TASK REQUIREMENTS: Retype the material word for word.

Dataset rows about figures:
· · · · · · ·
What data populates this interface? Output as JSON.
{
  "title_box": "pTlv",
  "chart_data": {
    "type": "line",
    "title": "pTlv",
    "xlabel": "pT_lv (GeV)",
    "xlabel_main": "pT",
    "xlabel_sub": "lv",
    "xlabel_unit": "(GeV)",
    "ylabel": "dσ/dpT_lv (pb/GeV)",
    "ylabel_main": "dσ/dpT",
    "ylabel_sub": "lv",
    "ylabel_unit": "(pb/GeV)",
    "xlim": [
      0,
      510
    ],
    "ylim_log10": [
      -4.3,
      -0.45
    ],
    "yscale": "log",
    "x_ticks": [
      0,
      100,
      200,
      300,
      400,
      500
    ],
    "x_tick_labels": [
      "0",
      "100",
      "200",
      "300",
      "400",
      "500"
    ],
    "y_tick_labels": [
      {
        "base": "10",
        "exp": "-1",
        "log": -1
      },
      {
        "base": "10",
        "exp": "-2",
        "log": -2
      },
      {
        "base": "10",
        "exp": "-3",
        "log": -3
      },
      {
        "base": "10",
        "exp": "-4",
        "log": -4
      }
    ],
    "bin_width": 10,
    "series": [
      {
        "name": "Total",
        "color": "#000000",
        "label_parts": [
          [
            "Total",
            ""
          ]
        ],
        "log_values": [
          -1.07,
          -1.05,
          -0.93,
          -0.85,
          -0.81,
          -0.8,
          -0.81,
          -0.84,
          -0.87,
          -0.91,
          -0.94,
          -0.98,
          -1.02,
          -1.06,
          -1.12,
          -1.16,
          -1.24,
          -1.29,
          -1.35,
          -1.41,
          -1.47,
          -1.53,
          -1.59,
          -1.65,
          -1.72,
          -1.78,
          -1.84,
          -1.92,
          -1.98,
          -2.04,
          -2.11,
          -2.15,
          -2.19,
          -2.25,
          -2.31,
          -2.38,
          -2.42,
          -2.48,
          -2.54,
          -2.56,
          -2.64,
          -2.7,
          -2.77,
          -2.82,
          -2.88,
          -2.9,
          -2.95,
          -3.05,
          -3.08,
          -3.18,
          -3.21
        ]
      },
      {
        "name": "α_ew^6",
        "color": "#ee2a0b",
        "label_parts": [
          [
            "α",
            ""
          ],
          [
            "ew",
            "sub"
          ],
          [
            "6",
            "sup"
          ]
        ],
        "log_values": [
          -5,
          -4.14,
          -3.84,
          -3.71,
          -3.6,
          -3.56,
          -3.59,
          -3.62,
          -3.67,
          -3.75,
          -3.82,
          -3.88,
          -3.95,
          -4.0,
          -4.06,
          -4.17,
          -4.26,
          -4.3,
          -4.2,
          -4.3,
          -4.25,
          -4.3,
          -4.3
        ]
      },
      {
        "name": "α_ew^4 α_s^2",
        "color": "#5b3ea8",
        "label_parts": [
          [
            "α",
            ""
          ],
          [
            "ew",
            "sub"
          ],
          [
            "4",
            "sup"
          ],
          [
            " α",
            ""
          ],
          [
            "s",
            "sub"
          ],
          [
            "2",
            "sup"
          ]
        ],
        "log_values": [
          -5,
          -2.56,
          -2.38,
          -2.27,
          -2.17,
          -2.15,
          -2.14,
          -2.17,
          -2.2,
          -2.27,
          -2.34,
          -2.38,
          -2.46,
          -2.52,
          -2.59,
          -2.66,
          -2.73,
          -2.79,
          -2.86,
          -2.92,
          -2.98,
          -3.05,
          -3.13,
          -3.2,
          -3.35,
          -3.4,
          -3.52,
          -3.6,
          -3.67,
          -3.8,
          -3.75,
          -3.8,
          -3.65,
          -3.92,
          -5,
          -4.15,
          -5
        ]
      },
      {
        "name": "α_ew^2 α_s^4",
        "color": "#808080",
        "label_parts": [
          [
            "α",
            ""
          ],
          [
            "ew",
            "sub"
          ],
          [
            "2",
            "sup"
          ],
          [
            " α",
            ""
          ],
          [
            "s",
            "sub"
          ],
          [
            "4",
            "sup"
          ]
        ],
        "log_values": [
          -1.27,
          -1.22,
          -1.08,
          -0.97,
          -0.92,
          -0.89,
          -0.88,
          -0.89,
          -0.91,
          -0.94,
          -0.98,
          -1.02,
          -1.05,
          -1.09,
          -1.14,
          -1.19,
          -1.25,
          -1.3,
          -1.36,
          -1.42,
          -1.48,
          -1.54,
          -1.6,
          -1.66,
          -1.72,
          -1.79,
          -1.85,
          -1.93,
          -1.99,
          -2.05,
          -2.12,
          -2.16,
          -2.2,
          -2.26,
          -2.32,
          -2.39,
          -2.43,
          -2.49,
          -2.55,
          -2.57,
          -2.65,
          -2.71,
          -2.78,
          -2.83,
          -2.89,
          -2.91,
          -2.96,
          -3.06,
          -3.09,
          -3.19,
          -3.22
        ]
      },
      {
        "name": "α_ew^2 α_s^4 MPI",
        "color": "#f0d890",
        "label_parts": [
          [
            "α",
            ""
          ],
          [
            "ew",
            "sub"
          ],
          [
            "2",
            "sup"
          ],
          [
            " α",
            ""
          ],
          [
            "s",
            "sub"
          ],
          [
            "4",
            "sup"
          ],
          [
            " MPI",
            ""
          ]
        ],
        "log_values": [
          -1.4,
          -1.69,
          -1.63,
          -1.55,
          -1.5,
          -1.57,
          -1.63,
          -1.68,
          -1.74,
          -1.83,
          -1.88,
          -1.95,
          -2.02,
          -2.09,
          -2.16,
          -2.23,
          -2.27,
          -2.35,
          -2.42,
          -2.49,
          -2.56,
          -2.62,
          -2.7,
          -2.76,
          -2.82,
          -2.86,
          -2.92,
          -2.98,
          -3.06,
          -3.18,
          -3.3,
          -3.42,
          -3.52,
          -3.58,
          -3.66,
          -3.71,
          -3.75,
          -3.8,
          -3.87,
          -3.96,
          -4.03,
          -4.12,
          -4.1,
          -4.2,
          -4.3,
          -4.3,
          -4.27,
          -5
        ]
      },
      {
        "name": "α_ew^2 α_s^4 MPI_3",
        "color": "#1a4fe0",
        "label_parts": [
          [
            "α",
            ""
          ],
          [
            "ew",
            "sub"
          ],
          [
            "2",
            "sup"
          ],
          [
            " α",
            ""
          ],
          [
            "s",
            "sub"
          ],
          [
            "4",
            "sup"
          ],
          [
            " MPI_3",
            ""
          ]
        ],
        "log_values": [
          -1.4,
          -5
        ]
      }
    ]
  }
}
· · · · · · ·
REPLY:
What data populates this interface? Output as JSON.
{
  "title_box": "pTlv",
  "chart_data": {
    "type": "line",
    "title": "pTlv",
    "xlabel": "pT_lv (GeV)",
    "xlabel_main": "pT",
    "xlabel_sub": "lv",
    "xlabel_unit": "(GeV)",
    "ylabel": "dσ/dpT_lv (pb/GeV)",
    "ylabel_main": "dσ/dpT",
    "ylabel_sub": "lv",
    "ylabel_unit": "(pb/GeV)",
    "xlim": [
      0,
      510
    ],
    "ylim_log10": [
      -4.3,
      -0.45
    ],
    "yscale": "log",
    "x_ticks": [
      0,
      100,
      200,
      300,
      400,
      500
    ],
    "x_tick_labels": [
      "0",
      "100",
      "200",
      "300",
      "400",
      "500"
    ],
    "y_tick_labels": [
      {
        "base": "10",
        "exp": "-1",
        "log": -1
      },
      {
        "base": "10",
        "exp": "-2",
        "log": -2
      },
      {
        "base": "10",
        "exp": "-3",
        "log": -3
      },
      {
        "base": "10",
        "exp": "-4",
        "log": -4
      }
    ],
    "bin_width": 10,
    "series": [
      {
        "name": "Total",
        "color": "#000000",
        "label_parts": [
          [
            "Total",
            ""
          ]
        ],
        "log_values": [
          -1.07,
          -1.05,
          -0.93,
          -0.85,
          -0.81,
          -0.8,
          -0.81,
          -0.84,
          -0.87,
          -0.91,
          -0.94,
          -0.98,
          -1.02,
          -1.06,
          -1.12,
          -1.16,
          -1.24,
          -1.29,
          -1.35,
          -1.41,
          -1.47,
          -1.53,
          -1.59,
          -1.65,
          -1.72,
          -1.78,
          -1.84,
          -1.92,
          -1.98,
          -2.04,
          -2.11,
          -2.15,
          -2.19,
          -2.25,
          -2.31,
          -2.38,
          -2.42,
          -2.48,
          -2.54,
          -2.56,
          -2.64,
          -2.7,
          -2.77,
          -2.82,
          -2.88,
          -2.9,
          -2.95,
          -3.05,
          -3.08,
          -3.18,
          -3.21
        ]
      },
      {
        "name": "α_ew^6",
        "color": "#ee2a0b",
        "label_parts": [
          [
            "α",
            ""
          ],
          [
            "ew",
            "sub"
          ],
          [
            "6",
            "sup"
          ]
        ],
        "log_values": [
          -5,
          -4.14,
          -3.84,
          -3.71,
          -3.6,
          -3.56,
          -3.59,
          -3.62,
          -3.67,
          -3.75,
          -3.82,
          -3.88,
          -3.95,
          -4.0,
          -4.06,
          -4.17,
          -4.26,
          -4.3,
          -4.2,
          -4.3,
          -4.25,
          -4.3,
          -4.3
        ]
      },
      {
        "name": "α_ew^4 α_s^2",
        "color": "#5b3ea8",
        "label_parts": [
          [
            "α",
            ""
          ],
          [
            "ew",
            "sub"
          ],
          [
            "4",
            "sup"
          ],
          [
            " α",
            ""
          ],
          [
            "s",
            "sub"
          ],
          [
            "2",
            "sup"
          ]
        ],
        "log_values": [
          -5,
          -2.56,
          -2.38,
          -2.27,
          -2.17,
          -2.15,
          -2.14,
          -2.17,
          -2.2,
          -2.27,
          -2.34,
          -2.38,
          -2.46,
          -2.52,
          -2.59,
          -2.66,
          -2.73,
          -2.79,
          -2.86,
          -2.92,
          -2.98,
          -3.05,
          -3.13,
          -3.2,
          -3.35,
          -3.4,
          -3.52,
          -3.6,
          -3.67,
          -3.8,
          -3.75,
          -3.8,
          -3.65,
          -3.92,
          -5,
          -4.15,
          -5
        ]
      },
      {
        "name": "α_ew^2 α_s^4",
        "color": "#808080",
        "label_parts": [
          [
            "α",
            ""
          ],
          [
            "ew",
            "sub"
          ],
          [
            "2",
            "sup"
          ],
          [
            " α",
            ""
          ],
          [
            "s",
            "sub"
          ],
          [
            "4",
            "sup"
          ]
        ],
        "log_values": [
          -1.27,
          -1.22,
          -1.08,
          -0.97,
          -0.92,
          -0.89,
          -0.88,
          -0.89,
          -0.91,
          -0.94,
          -0.98,
          -1.02,
          -1.05,
          -1.09,
          -1.14,
          -1.19,
          -1.25,
          -1.3,
          -1.36,
          -1.42,
          -1.48,
          -1.54,
          -1.6,
          -1.66,
          -1.72,
          -1.79,
          -1.85,
          -1.93,
          -1.99,
          -2.05,
          -2.12,
          -2.16,
          -2.2,
          -2.26,
          -2.32,
          -2.39,
          -2.43,
          -2.49,
          -2.55,
          -2.57,
          -2.65,
          -2.71,
          -2.78,
          -2.83,
          -2.89,
          -2.91,
          -2.96,
          -3.06,
          -3.09,
          -3.19,
          -3.22
        ]
      },
      {
        "name": "α_ew^2 α_s^4 MPI",
        "color": "#f0d890",
        "label_parts": [
          [
            "α",
            ""
          ],
          [
            "ew",
            "sub"
          ],
          [
            "2",
            "sup"
          ],
          [
            " α",
            ""
          ],
          [
            "s",
            "sub"
          ],
          [
            "4",
            "sup"
          ],
          [
            " MPI",
            ""
          ]
        ],
        "log_values": [
          -1.4,
          -1.69,
          -1.63,
          -1.55,
          -1.5,
          -1.57,
          -1.63,
          -1.68,
          -1.74,
          -1.83,
          -1.88,
          -1.95,
          -2.02,
          -2.09,
          -2.16,
          -2.23,
          -2.27,
          -2.35,
          -2.42,
          -2.49,
          -2.56,
          -2.62,
          -2.7,
          -2.76,
          -2.82,
          -2.86,
          -2.92,
          -2.98,
          -3.06,
          -3.18,
          -3.3,
          -3.42,
          -3.52,
          -3.58,
          -3.66,
          -3.71,
          -3.75,
          -3.8,
          -3.87,
          -3.96,
          -4.03,
          -4.12,
          -4.1,
          -4.2,
          -4.3,
          -4.3,
          -4.27,
          -5
        ]
      },
      {
        "name": "α_ew^2 α_s^4 MPI_3",
        "color": "#1a4fe0",
        "label_parts": [
          [
            "α",
            ""
          ],
          [
            "ew",
            "sub"
          ],
          [
            "2",
            "sup"
          ],
          [
            " α",
            ""
          ],
          [
            "s",
            "sub"
          ],
          [
            "4",
            "sup"
          ],
          [
            " MPI_3",
            ""
          ]
        ],
        "log_values": [
          -1.4,
          -5
        ]
      }
    ]
  }
}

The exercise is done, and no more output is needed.